*Stated problem:*
Print out the entries below with no edits.

*Source material:*
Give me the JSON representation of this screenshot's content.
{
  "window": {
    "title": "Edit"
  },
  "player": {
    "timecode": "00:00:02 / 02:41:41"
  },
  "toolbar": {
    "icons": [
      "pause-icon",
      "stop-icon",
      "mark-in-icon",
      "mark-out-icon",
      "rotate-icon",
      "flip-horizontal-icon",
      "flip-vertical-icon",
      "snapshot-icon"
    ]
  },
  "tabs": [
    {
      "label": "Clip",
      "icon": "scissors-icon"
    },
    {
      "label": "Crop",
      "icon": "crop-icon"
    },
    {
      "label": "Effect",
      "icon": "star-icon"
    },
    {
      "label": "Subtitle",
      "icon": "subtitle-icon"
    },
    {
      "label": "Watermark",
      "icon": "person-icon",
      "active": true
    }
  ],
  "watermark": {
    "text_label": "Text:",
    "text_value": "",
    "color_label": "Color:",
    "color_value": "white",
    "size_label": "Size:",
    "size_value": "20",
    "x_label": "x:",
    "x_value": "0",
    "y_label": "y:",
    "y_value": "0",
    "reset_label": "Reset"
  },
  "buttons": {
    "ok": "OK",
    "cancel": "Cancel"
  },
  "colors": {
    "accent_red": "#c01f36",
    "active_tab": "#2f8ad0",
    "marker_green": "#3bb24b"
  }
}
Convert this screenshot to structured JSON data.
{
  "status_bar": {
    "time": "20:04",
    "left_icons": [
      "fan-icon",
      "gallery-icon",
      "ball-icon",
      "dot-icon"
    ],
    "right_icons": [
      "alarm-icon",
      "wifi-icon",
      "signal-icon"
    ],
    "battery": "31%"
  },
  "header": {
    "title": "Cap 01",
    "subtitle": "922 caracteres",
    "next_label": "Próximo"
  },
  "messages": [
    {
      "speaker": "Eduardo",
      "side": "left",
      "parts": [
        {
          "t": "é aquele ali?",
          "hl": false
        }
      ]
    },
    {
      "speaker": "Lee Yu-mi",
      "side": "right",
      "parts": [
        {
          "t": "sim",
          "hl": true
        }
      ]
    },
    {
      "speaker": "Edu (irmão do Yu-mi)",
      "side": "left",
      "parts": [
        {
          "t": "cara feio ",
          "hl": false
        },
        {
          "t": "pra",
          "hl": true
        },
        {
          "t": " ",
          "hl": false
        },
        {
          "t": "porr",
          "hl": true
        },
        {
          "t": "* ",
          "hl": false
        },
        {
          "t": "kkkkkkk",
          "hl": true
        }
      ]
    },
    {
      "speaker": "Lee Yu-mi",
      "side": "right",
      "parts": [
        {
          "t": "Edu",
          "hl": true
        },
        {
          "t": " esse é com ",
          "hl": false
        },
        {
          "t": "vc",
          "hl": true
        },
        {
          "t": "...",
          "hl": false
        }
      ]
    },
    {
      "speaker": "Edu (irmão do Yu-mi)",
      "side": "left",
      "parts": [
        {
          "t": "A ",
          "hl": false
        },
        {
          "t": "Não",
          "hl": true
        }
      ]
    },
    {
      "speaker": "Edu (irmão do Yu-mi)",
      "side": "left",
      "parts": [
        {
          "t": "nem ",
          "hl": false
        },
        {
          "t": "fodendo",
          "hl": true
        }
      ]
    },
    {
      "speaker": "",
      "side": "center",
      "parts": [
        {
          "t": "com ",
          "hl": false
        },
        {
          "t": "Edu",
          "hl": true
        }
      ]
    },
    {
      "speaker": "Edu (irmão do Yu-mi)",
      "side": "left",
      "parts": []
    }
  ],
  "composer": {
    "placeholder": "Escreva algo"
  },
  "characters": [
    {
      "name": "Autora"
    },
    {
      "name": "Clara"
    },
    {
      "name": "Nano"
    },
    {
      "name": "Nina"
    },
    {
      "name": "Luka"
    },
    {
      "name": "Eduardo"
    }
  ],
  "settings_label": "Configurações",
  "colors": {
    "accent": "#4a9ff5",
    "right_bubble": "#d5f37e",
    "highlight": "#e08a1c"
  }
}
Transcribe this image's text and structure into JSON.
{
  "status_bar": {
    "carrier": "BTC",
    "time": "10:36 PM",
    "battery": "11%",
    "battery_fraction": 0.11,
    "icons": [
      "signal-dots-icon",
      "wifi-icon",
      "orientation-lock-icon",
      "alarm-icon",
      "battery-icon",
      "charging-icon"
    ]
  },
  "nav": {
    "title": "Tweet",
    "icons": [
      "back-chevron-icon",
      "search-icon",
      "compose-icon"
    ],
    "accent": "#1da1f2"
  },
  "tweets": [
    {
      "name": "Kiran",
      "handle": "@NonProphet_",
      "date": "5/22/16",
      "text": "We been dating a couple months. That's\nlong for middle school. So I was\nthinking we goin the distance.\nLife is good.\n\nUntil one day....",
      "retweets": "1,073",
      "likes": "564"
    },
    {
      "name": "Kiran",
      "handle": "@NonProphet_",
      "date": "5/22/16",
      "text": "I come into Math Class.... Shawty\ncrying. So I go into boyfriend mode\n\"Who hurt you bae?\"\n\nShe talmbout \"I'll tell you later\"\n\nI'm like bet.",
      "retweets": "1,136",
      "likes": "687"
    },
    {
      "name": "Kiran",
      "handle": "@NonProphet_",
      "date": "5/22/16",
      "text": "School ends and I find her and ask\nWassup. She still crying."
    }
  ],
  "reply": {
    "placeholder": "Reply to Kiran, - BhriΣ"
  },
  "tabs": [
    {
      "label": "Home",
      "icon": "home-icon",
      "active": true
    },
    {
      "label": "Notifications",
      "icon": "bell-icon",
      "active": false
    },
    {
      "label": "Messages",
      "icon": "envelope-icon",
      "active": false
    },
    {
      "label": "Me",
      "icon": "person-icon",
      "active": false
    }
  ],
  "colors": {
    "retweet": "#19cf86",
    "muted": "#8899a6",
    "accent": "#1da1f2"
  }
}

*Task answer:*
Give me the JSON representation of this screenshot's content.
{
  "window": {
    "title": "Edit"
  },
  "player": {
    "timecode": "00:00:02 / 02:41:41"
  },
  "toolbar": {
    "icons": [
      "pause-icon",
      "stop-icon",
      "mark-in-icon",
      "mark-out-icon",
      "rotate-icon",
      "flip-horizontal-icon",
      "flip-vertical-icon",
      "snapshot-icon"
    ]
  },
  "tabs": [
    {
      "label": "Clip",
      "icon": "scissors-icon"
    },
    {
      "label": "Crop",
      "icon": "crop-icon"
    },
    {
      "label": "Effect",
      "icon": "star-icon"
    },
    {
      "label": "Subtitle",
      "icon": "subtitle-icon"
    },
    {
      "label": "Watermark",
      "icon": "person-icon",
      "active": true
    }
  ],
  "watermark": {
    "text_label": "Text:",
    "text_value": "",
    "color_label": "Color:",
    "color_value": "white",
    "size_label": "Size:",
    "size_value": "20",
    "x_label": "x:",
    "x_value": "0",
    "y_label": "y:",
    "y_value": "0",
    "reset_label": "Reset"
  },
  "buttons": {
    "ok": "OK",
    "cancel": "Cancel"
  },
  "colors": {
    "accent_red": "#c01f36",
    "active_tab": "#2f8ad0",
    "marker_green": "#3bb24b"
  }
}
Convert this screenshot to structured JSON data.
{
  "status_bar": {
    "time": "20:04",
    "left_icons": [
      "fan-icon",
      "gallery-icon",
      "ball-icon",
      "dot-icon"
    ],
    "right_icons": [
      "alarm-icon",
      "wifi-icon",
      "signal-icon"
    ],
    "battery": "31%"
  },
  "header": {
    "title": "Cap 01",
    "subtitle": "922 caracteres",
    "next_label": "Próximo"
  },
  "messages": [
    {
      "speaker": "Eduardo",
      "side": "left",
      "parts": [
        {
          "t": "é aquele ali?",
          "hl": false
        }
      ]
    },
    {
      "speaker": "Lee Yu-mi",
      "side": "right",
      "parts": [
        {
          "t": "sim",
          "hl": true
        }
      ]
    },
    {
      "speaker": "Edu (irmão do Yu-mi)",
      "side": "left",
      "parts": [
        {
          "t": "cara feio ",
          "hl": false
        },
        {
          "t": "pra",
          "hl": true
        },
        {
          "t": " ",
          "hl": false
        },
        {
          "t": "porr",
          "hl": true
        },
        {
          "t": "* ",
          "hl": false
        },
        {
          "t": "kkkkkkk",
          "hl": true
        }
      ]
    },
    {
      "speaker": "Lee Yu-mi",
      "side": "right",
      "parts": [
        {
          "t": "Edu",
          "hl": true
        },
        {
          "t": " esse é com ",
          "hl": false
        },
        {
          "t": "vc",
          "hl": true
        },
        {
          "t": "...",
          "hl": false
        }
      ]
    },
    {
      "speaker": "Edu (irmão do Yu-mi)",
      "side": "left",
      "parts": [
        {
          "t": "A ",
          "hl": false
        },
        {
          "t": "Não",
          "hl": true
        }
      ]
    },
    {
      "speaker": "Edu (irmão do Yu-mi)",
      "side": "left",
      "parts": [
        {
          "t": "nem ",
          "hl": false
        },
        {
          "t": "fodendo",
          "hl": true
        }
      ]
    },
    {
      "speaker": "",
      "side": "center",
      "parts": [
        {
          "t": "com ",
          "hl": false
        },
        {
          "t": "Edu",
          "hl": true
        }
      ]
    },
    {
      "speaker": "Edu (irmão do Yu-mi)",
      "side": "left",
      "parts": []
    }
  ],
  "composer": {
    "placeholder": "Escreva algo"
  },
  "characters": [
    {
      "name": "Autora"
    },
    {
      "name": "Clara"
    },
    {
      "name": "Nano"
    },
    {
      "name": "Nina"
    },
    {
      "name": "Luka"
    },
    {
      "name": "Eduardo"
    }
  ],
  "settings_label": "Configurações",
  "colors": {
    "accent": "#4a9ff5",
    "right_bubble": "#d5f37e",
    "highlight": "#e08a1c"
  }
}
Transcribe this image's text and structure into JSON.
{
  "status_bar": {
    "carrier": "BTC",
    "time": "10:36 PM",
    "battery": "11%",
    "battery_fraction": 0.11,
    "icons": [
      "signal-dots-icon",
      "wifi-icon",
      "orientation-lock-icon",
      "alarm-icon",
      "battery-icon",
      "charging-icon"
    ]
  },
  "nav": {
    "title": "Tweet",
    "icons": [
      "back-chevron-icon",
      "search-icon",
      "compose-icon"
    ],
    "accent": "#1da1f2"
  },
  "tweets": [
    {
      "name": "Kiran",
      "handle": "@NonProphet_",
      "date": "5/22/16",
      "text": "We been dating a couple months. That's\nlong for middle school. So I was\nthinking we goin the distance.\nLife is good.\n\nUntil one day....",
      "retweets": "1,073",
      "likes": "564"
    },
    {
      "name": "Kiran",
      "handle": "@NonProphet_",
      "date": "5/22/16",
      "text": "I come into Math Class.... Shawty\ncrying. So I go into boyfriend mode\n\"Who hurt you bae?\"\n\nShe talmbout \"I'll tell you later\"\n\nI'm like bet.",
      "retweets": "1,136",
      "likes": "687"
    },
    {
      "name": "Kiran",
      "handle": "@NonProphet_",
      "date": "5/22/16",
      "text": "School ends and I find her and ask\nWassup. She still crying."
    }
  ],
  "reply": {
    "placeholder": "Reply to Kiran, - BhriΣ"
  },
  "tabs": [
    {
      "label": "Home",
      "icon": "home-icon",
      "active": true
    },
    {
      "label": "Notifications",
      "icon": "bell-icon",
      "active": false
    },
    {
      "label": "Messages",
      "icon": "envelope-icon",
      "active": false
    },
    {
      "label": "Me",
      "icon": "person-icon",
      "active": false
    }
  ],
  "colors": {
    "retweet": "#19cf86",
    "muted": "#8899a6",
    "accent": "#1da1f2"
  }
}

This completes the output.